■ **SOURCE MATERIAL**
====

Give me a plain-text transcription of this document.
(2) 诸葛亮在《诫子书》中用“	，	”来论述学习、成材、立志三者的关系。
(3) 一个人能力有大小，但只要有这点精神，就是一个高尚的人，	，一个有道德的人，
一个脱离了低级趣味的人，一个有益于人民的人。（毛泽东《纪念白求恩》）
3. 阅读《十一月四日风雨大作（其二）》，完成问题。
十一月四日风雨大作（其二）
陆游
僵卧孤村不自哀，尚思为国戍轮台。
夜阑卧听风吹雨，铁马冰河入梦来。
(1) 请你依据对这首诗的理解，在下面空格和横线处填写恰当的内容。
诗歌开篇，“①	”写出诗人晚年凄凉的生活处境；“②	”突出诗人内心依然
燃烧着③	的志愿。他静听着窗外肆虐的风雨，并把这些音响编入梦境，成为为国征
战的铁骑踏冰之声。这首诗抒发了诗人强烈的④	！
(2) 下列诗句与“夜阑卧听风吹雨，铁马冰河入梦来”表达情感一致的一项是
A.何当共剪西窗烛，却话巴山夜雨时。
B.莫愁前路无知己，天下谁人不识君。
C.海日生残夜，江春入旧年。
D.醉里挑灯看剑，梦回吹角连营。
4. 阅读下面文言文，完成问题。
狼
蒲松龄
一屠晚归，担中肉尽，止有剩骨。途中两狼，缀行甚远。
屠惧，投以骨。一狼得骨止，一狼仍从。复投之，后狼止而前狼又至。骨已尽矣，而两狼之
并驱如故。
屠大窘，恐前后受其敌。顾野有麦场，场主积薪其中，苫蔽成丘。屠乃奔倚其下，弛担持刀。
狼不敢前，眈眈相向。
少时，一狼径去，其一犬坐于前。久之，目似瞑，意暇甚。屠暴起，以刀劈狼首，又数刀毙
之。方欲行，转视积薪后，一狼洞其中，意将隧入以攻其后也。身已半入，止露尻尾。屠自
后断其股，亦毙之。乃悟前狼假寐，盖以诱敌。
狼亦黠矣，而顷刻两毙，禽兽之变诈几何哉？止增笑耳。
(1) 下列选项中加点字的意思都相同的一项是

====

■ **DESCRIPTION OF THE TASK**
Please repeat the listing above in full and exactly.

■ **THE COMPLETED TASK**
Give me a plain-text transcription of this document.
(2) 诸葛亮在《诫子书》中用“	，	”来论述学习、成材、立志三者的关系。
(3) 一个人能力有大小，但只要有这点精神，就是一个高尚的人，	，一个有道德的人，
一个脱离了低级趣味的人，一个有益于人民的人。（毛泽东《纪念白求恩》）
3. 阅读《十一月四日风雨大作（其二）》，完成问题。
十一月四日风雨大作（其二）
陆游
僵卧孤村不自哀，尚思为国戍轮台。
夜阑卧听风吹雨，铁马冰河入梦来。
(1) 请你依据对这首诗的理解，在下面空格和横线处填写恰当的内容。
诗歌开篇，“①	”写出诗人晚年凄凉的生活处境；“②	”突出诗人内心依然
燃烧着③	的志愿。他静听着窗外肆虐的风雨，并把这些音响编入梦境，成为为国征
战的铁骑踏冰之声。这首诗抒发了诗人强烈的④	！
(2) 下列诗句与“夜阑卧听风吹雨，铁马冰河入梦来”表达情感一致的一项是
A.何当共剪西窗烛，却话巴山夜雨时。
B.莫愁前路无知己，天下谁人不识君。
C.海日生残夜，江春入旧年。
D.醉里挑灯看剑，梦回吹角连营。
4. 阅读下面文言文，完成问题。
狼
蒲松龄
一屠晚归，担中肉尽，止有剩骨。途中两狼，缀行甚远。
屠惧，投以骨。一狼得骨止，一狼仍从。复投之，后狼止而前狼又至。骨已尽矣，而两狼之
并驱如故。
屠大窘，恐前后受其敌。顾野有麦场，场主积薪其中，苫蔽成丘。屠乃奔倚其下，弛担持刀。
狼不敢前，眈眈相向。
少时，一狼径去，其一犬坐于前。久之，目似瞑，意暇甚。屠暴起，以刀劈狼首，又数刀毙
之。方欲行，转视积薪后，一狼洞其中，意将隧入以攻其后也。身已半入，止露尻尾。屠自
后断其股，亦毙之。乃悟前狼假寐，盖以诱敌。
狼亦黠矣，而顷刻两毙，禽兽之变诈几何哉？止增笑耳。
(1) 下列选项中加点字的意思都相同的一项是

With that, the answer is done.